■ ENTRIES SHOWN
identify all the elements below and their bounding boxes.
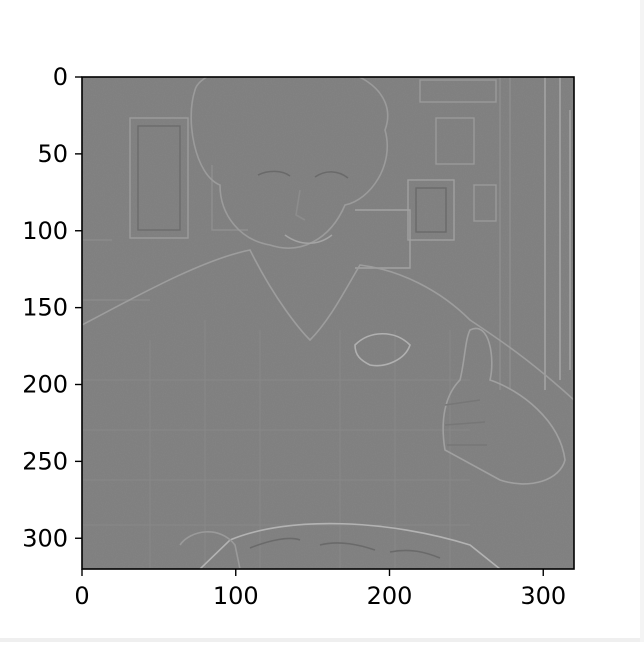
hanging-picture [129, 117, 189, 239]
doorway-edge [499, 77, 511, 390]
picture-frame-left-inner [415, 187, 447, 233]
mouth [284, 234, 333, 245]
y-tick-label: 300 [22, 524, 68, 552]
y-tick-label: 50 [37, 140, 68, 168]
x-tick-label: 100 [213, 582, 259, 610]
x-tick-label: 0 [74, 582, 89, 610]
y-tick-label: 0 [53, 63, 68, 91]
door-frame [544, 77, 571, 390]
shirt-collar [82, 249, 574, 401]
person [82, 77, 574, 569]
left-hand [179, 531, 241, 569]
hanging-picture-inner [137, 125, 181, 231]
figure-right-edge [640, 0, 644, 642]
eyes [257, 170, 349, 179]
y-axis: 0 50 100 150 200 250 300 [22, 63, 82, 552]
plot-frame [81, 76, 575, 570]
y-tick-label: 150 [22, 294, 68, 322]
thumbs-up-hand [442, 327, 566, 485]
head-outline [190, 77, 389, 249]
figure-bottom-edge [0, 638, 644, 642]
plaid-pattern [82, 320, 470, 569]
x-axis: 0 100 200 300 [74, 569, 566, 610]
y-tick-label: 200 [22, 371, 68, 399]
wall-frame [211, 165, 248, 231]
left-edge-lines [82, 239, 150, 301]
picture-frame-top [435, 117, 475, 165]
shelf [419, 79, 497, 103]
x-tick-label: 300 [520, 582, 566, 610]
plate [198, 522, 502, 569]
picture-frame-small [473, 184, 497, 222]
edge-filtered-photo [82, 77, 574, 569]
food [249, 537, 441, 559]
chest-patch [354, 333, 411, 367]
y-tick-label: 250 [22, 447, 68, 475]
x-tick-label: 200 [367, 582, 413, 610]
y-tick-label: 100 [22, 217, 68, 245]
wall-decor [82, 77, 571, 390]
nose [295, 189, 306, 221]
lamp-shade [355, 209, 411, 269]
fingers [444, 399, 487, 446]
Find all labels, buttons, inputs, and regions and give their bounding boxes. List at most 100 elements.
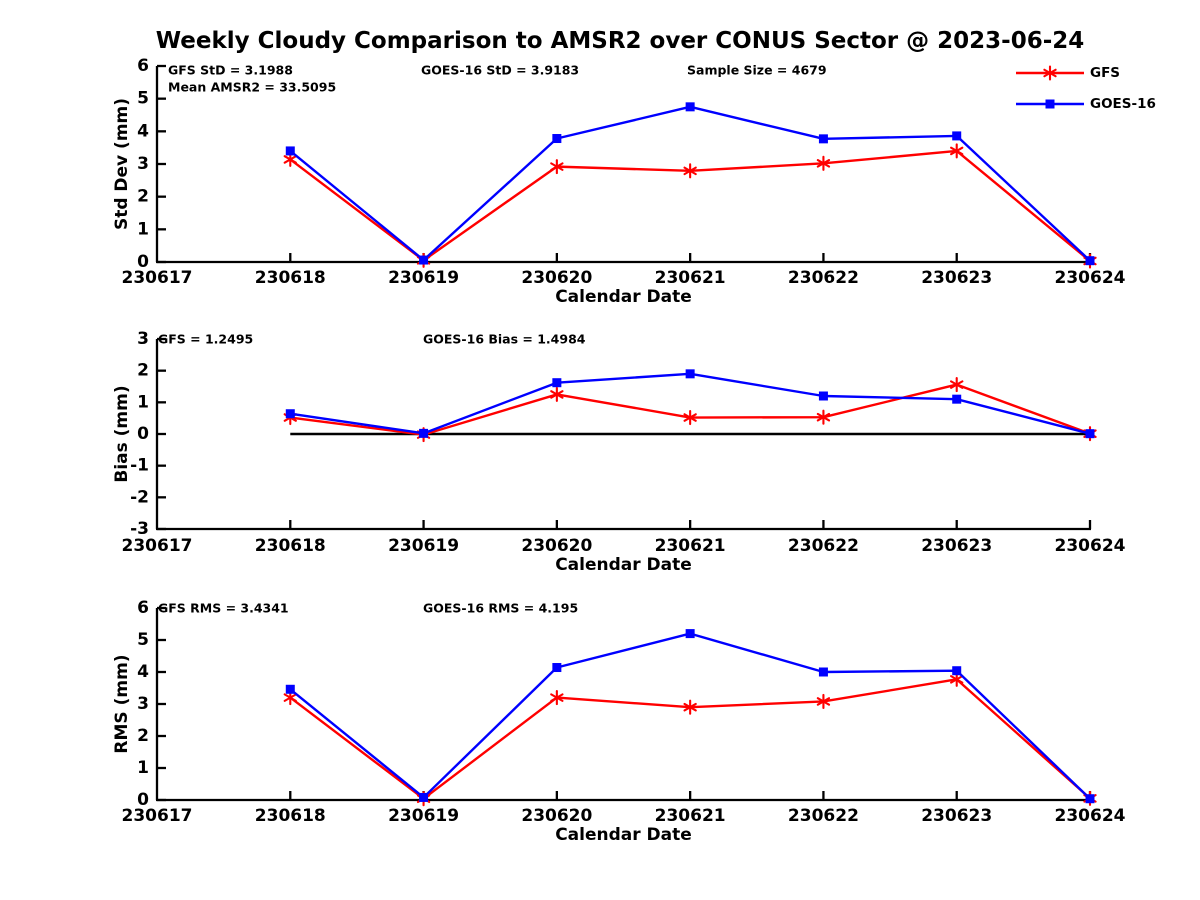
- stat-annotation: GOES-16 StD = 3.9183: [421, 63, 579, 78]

■ GIVEN REQUEST
Rewrite all of the lines above as a numbered list, skipping any blank lines and leaving out the pictures.

■ TASK SOLUTION
1. identify all the elements below and their bounding boxes.
2. hanging-picture [129, 117, 189, 239]
3. doorway-edge [499, 77, 511, 390]
4. picture-frame-left-inner [415, 187, 447, 233]
5. mouth [284, 234, 333, 245]
6. y-tick-label: 300 [22, 524, 68, 552]
7. y-tick-label: 50 [37, 140, 68, 168]
8. x-tick-label: 100 [213, 582, 259, 610]
9. x-tick-label: 0 [74, 582, 89, 610]
10. y-tick-label: 0 [53, 63, 68, 91]
11. door-frame [544, 77, 571, 390]
12. shirt-collar [82, 249, 574, 401]
13. person [82, 77, 574, 569]
14. left-hand [179, 531, 241, 569]
15. hanging-picture-inner [137, 125, 181, 231]
16. figure-right-edge [640, 0, 644, 642]
17. eyes [257, 170, 349, 179]
18. y-axis: 0 50 100 150 200 250 300 [22, 63, 82, 552]
19. plot-frame [81, 76, 575, 570]
20. y-tick-label: 150 [22, 294, 68, 322]
21. thumbs-up-hand [442, 327, 566, 485]
22. head-outline [190, 77, 389, 249]
23. figure-bottom-edge [0, 638, 644, 642]
24. plaid-pattern [82, 320, 470, 569]
25. x-axis: 0 100 200 300 [74, 569, 566, 610]
26. y-tick-label: 200 [22, 371, 68, 399]
27. wall-frame [211, 165, 248, 231]
28. left-edge-lines [82, 239, 150, 301]
29. picture-frame-top [435, 117, 475, 165]
30. shelf [419, 79, 497, 103]
31. x-tick-label: 300 [520, 582, 566, 610]
32. plate [198, 522, 502, 569]
33. picture-frame-small [473, 184, 497, 222]
34. edge-filtered-photo [82, 77, 574, 569]
35. food [249, 537, 441, 559]
36. chest-patch [354, 333, 411, 367]
37. y-tick-label: 250 [22, 447, 68, 475]
38. x-tick-label: 200 [367, 582, 413, 610]
39. y-tick-label: 100 [22, 217, 68, 245]
40. wall-decor [82, 77, 571, 390]
41. nose [295, 189, 306, 221]
42. lamp-shade [355, 209, 411, 269]
43. fingers [444, 399, 487, 446]
44. Find all labels, buttons, inputs, and regions and give their bounding boxes. List at most 100 elements.
45. - stat-annotation: GOES-16 StD = 3.9183: [421, 63, 579, 78]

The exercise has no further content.